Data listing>
--- Begin ---

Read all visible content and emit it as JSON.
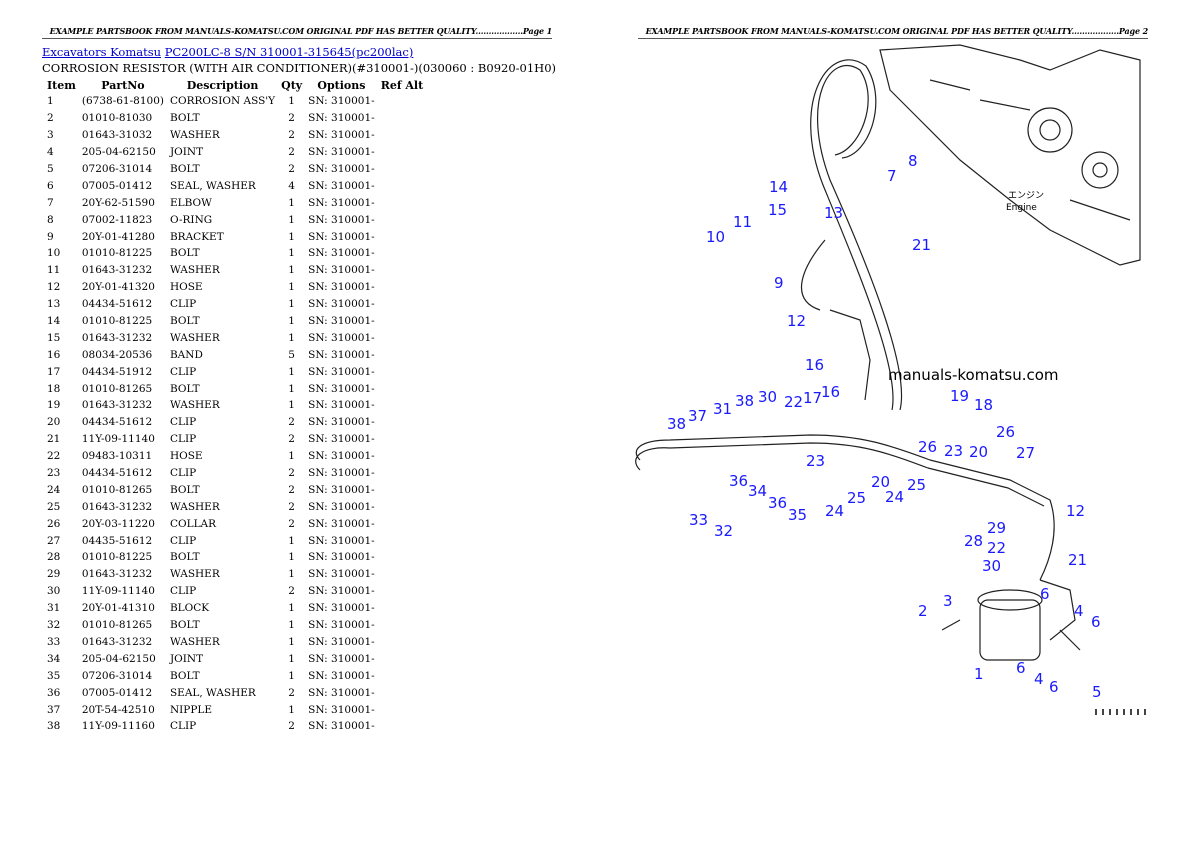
{
  "header_left": "EXAMPLE PARTSBOOK FROM MANUALS-KOMATSU.COM ORIGINAL PDF HAS BETTER QUALITY..................Page 1",
  "header_right": "EXAMPLE PARTSBOOK FROM MANUALS-KOMATSU.COM ORIGINAL PDF HAS BETTER QUALITY..................Page 2",
  "breadcrumb": {
    "link1": "Excavators Komatsu",
    "link2": "PC200LC-8 S/N 310001-315645(pc200lac)"
  },
  "subtitle": "CORROSION RESISTOR (WITH AIR CONDITIONER)(#310001-)(030060 : B0920-01H0)",
  "columns": [
    "Item",
    "PartNo",
    "Description",
    "Qty",
    "Options",
    "Ref Alt"
  ],
  "rows": [
    [
      "1",
      "(6738-61-8100)",
      "CORROSION ASS'Y",
      "1",
      "SN: 310001-"
    ],
    [
      "2",
      "01010-81030",
      "BOLT",
      "2",
      "SN: 310001-"
    ],
    [
      "3",
      "01643-31032",
      "WASHER",
      "2",
      "SN: 310001-"
    ],
    [
      "4",
      "205-04-62150",
      "JOINT",
      "2",
      "SN: 310001-"
    ],
    [
      "5",
      "07206-31014",
      "BOLT",
      "2",
      "SN: 310001-"
    ],
    [
      "6",
      "07005-01412",
      "SEAL, WASHER",
      "4",
      "SN: 310001-"
    ],
    [
      "7",
      "20Y-62-51590",
      "ELBOW",
      "1",
      "SN: 310001-"
    ],
    [
      "8",
      "07002-11823",
      "O-RING",
      "1",
      "SN: 310001-"
    ],
    [
      "9",
      "20Y-01-41280",
      "BRACKET",
      "1",
      "SN: 310001-"
    ],
    [
      "10",
      "01010-81225",
      "BOLT",
      "1",
      "SN: 310001-"
    ],
    [
      "11",
      "01643-31232",
      "WASHER",
      "1",
      "SN: 310001-"
    ],
    [
      "12",
      "20Y-01-41320",
      "HOSE",
      "1",
      "SN: 310001-"
    ],
    [
      "13",
      "04434-51612",
      "CLIP",
      "1",
      "SN: 310001-"
    ],
    [
      "14",
      "01010-81225",
      "BOLT",
      "1",
      "SN: 310001-"
    ],
    [
      "15",
      "01643-31232",
      "WASHER",
      "1",
      "SN: 310001-"
    ],
    [
      "16",
      "08034-20536",
      "BAND",
      "5",
      "SN: 310001-"
    ],
    [
      "17",
      "04434-51912",
      "CLIP",
      "1",
      "SN: 310001-"
    ],
    [
      "18",
      "01010-81265",
      "BOLT",
      "1",
      "SN: 310001-"
    ],
    [
      "19",
      "01643-31232",
      "WASHER",
      "1",
      "SN: 310001-"
    ],
    [
      "20",
      "04434-51612",
      "CLIP",
      "2",
      "SN: 310001-"
    ],
    [
      "21",
      "11Y-09-11140",
      "CLIP",
      "2",
      "SN: 310001-"
    ],
    [
      "22",
      "09483-10311",
      "HOSE",
      "1",
      "SN: 310001-"
    ],
    [
      "23",
      "04434-51612",
      "CLIP",
      "2",
      "SN: 310001-"
    ],
    [
      "24",
      "01010-81265",
      "BOLT",
      "2",
      "SN: 310001-"
    ],
    [
      "25",
      "01643-31232",
      "WASHER",
      "2",
      "SN: 310001-"
    ],
    [
      "26",
      "20Y-03-11220",
      "COLLAR",
      "2",
      "SN: 310001-"
    ],
    [
      "27",
      "04435-51612",
      "CLIP",
      "1",
      "SN: 310001-"
    ],
    [
      "28",
      "01010-81225",
      "BOLT",
      "1",
      "SN: 310001-"
    ],
    [
      "29",
      "01643-31232",
      "WASHER",
      "1",
      "SN: 310001-"
    ],
    [
      "30",
      "11Y-09-11140",
      "CLIP",
      "2",
      "SN: 310001-"
    ],
    [
      "31",
      "20Y-01-41310",
      "BLOCK",
      "1",
      "SN: 310001-"
    ],
    [
      "32",
      "01010-81265",
      "BOLT",
      "1",
      "SN: 310001-"
    ],
    [
      "33",
      "01643-31232",
      "WASHER",
      "1",
      "SN: 310001-"
    ],
    [
      "34",
      "205-04-62150",
      "JOINT",
      "1",
      "SN: 310001-"
    ],
    [
      "35",
      "07206-31014",
      "BOLT",
      "1",
      "SN: 310001-"
    ],
    [
      "36",
      "07005-01412",
      "SEAL, WASHER",
      "2",
      "SN: 310001-"
    ],
    [
      "37",
      "20T-54-42510",
      "NIPPLE",
      "1",
      "SN: 310001-"
    ],
    [
      "38",
      "11Y-09-11160",
      "CLIP",
      "2",
      "SN: 310001-"
    ]
  ],
  "diagram": {
    "watermark": "manuals-komatsu.com",
    "engine_label_jp": "エンジン",
    "engine_label_en": "Engine",
    "callout_color": "#1a1aff",
    "callouts": [
      "14",
      "8",
      "7",
      "15",
      "13",
      "11",
      "21",
      "10",
      "9",
      "12",
      "16",
      "19",
      "18",
      "38",
      "37",
      "31",
      "38",
      "30",
      "22",
      "17",
      "16",
      "26",
      "26",
      "23",
      "20",
      "27",
      "36",
      "23",
      "34",
      "25",
      "20",
      "25",
      "24",
      "36",
      "35",
      "24",
      "29",
      "12",
      "33",
      "32",
      "28",
      "22",
      "21",
      "30",
      "3",
      "6",
      "4",
      "2",
      "6",
      "1",
      "4",
      "6",
      "6",
      "5"
    ]
  }
}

--- End ---

The problem> Transcribe the records word for word and include no pictures.

Answer to this problem>
Read all visible content and emit it as JSON.
{
  "header_left": "EXAMPLE PARTSBOOK FROM MANUALS-KOMATSU.COM ORIGINAL PDF HAS BETTER QUALITY..................Page 1",
  "header_right": "EXAMPLE PARTSBOOK FROM MANUALS-KOMATSU.COM ORIGINAL PDF HAS BETTER QUALITY..................Page 2",
  "breadcrumb": {
    "link1": "Excavators Komatsu",
    "link2": "PC200LC-8 S/N 310001-315645(pc200lac)"
  },
  "subtitle": "CORROSION RESISTOR (WITH AIR CONDITIONER)(#310001-)(030060 : B0920-01H0)",
  "columns": [
    "Item",
    "PartNo",
    "Description",
    "Qty",
    "Options",
    "Ref Alt"
  ],
  "rows": [
    [
      "1",
      "(6738-61-8100)",
      "CORROSION ASS'Y",
      "1",
      "SN: 310001-"
    ],
    [
      "2",
      "01010-81030",
      "BOLT",
      "2",
      "SN: 310001-"
    ],
    [
      "3",
      "01643-31032",
      "WASHER",
      "2",
      "SN: 310001-"
    ],
    [
      "4",
      "205-04-62150",
      "JOINT",
      "2",
      "SN: 310001-"
    ],
    [
      "5",
      "07206-31014",
      "BOLT",
      "2",
      "SN: 310001-"
    ],
    [
      "6",
      "07005-01412",
      "SEAL, WASHER",
      "4",
      "SN: 310001-"
    ],
    [
      "7",
      "20Y-62-51590",
      "ELBOW",
      "1",
      "SN: 310001-"
    ],
    [
      "8",
      "07002-11823",
      "O-RING",
      "1",
      "SN: 310001-"
    ],
    [
      "9",
      "20Y-01-41280",
      "BRACKET",
      "1",
      "SN: 310001-"
    ],
    [
      "10",
      "01010-81225",
      "BOLT",
      "1",
      "SN: 310001-"
    ],
    [
      "11",
      "01643-31232",
      "WASHER",
      "1",
      "SN: 310001-"
    ],
    [
      "12",
      "20Y-01-41320",
      "HOSE",
      "1",
      "SN: 310001-"
    ],
    [
      "13",
      "04434-51612",
      "CLIP",
      "1",
      "SN: 310001-"
    ],
    [
      "14",
      "01010-81225",
      "BOLT",
      "1",
      "SN: 310001-"
    ],
    [
      "15",
      "01643-31232",
      "WASHER",
      "1",
      "SN: 310001-"
    ],
    [
      "16",
      "08034-20536",
      "BAND",
      "5",
      "SN: 310001-"
    ],
    [
      "17",
      "04434-51912",
      "CLIP",
      "1",
      "SN: 310001-"
    ],
    [
      "18",
      "01010-81265",
      "BOLT",
      "1",
      "SN: 310001-"
    ],
    [
      "19",
      "01643-31232",
      "WASHER",
      "1",
      "SN: 310001-"
    ],
    [
      "20",
      "04434-51612",
      "CLIP",
      "2",
      "SN: 310001-"
    ],
    [
      "21",
      "11Y-09-11140",
      "CLIP",
      "2",
      "SN: 310001-"
    ],
    [
      "22",
      "09483-10311",
      "HOSE",
      "1",
      "SN: 310001-"
    ],
    [
      "23",
      "04434-51612",
      "CLIP",
      "2",
      "SN: 310001-"
    ],
    [
      "24",
      "01010-81265",
      "BOLT",
      "2",
      "SN: 310001-"
    ],
    [
      "25",
      "01643-31232",
      "WASHER",
      "2",
      "SN: 310001-"
    ],
    [
      "26",
      "20Y-03-11220",
      "COLLAR",
      "2",
      "SN: 310001-"
    ],
    [
      "27",
      "04435-51612",
      "CLIP",
      "1",
      "SN: 310001-"
    ],
    [
      "28",
      "01010-81225",
      "BOLT",
      "1",
      "SN: 310001-"
    ],
    [
      "29",
      "01643-31232",
      "WASHER",
      "1",
      "SN: 310001-"
    ],
    [
      "30",
      "11Y-09-11140",
      "CLIP",
      "2",
      "SN: 310001-"
    ],
    [
      "31",
      "20Y-01-41310",
      "BLOCK",
      "1",
      "SN: 310001-"
    ],
    [
      "32",
      "01010-81265",
      "BOLT",
      "1",
      "SN: 310001-"
    ],
    [
      "33",
      "01643-31232",
      "WASHER",
      "1",
      "SN: 310001-"
    ],
    [
      "34",
      "205-04-62150",
      "JOINT",
      "1",
      "SN: 310001-"
    ],
    [
      "35",
      "07206-31014",
      "BOLT",
      "1",
      "SN: 310001-"
    ],
    [
      "36",
      "07005-01412",
      "SEAL, WASHER",
      "2",
      "SN: 310001-"
    ],
    [
      "37",
      "20T-54-42510",
      "NIPPLE",
      "1",
      "SN: 310001-"
    ],
    [
      "38",
      "11Y-09-11160",
      "CLIP",
      "2",
      "SN: 310001-"
    ]
  ],
  "diagram": {
    "watermark": "manuals-komatsu.com",
    "engine_label_jp": "エンジン",
    "engine_label_en": "Engine",
    "callout_color": "#1a1aff",
    "callouts": [
      "14",
      "8",
      "7",
      "15",
      "13",
      "11",
      "21",
      "10",
      "9",
      "12",
      "16",
      "19",
      "18",
      "38",
      "37",
      "31",
      "38",
      "30",
      "22",
      "17",
      "16",
      "26",
      "26",
      "23",
      "20",
      "27",
      "36",
      "23",
      "34",
      "25",
      "20",
      "25",
      "24",
      "36",
      "35",
      "24",
      "29",
      "12",
      "33",
      "32",
      "28",
      "22",
      "21",
      "30",
      "3",
      "6",
      "4",
      "2",
      "6",
      "1",
      "4",
      "6",
      "6",
      "5"
    ]
  }
}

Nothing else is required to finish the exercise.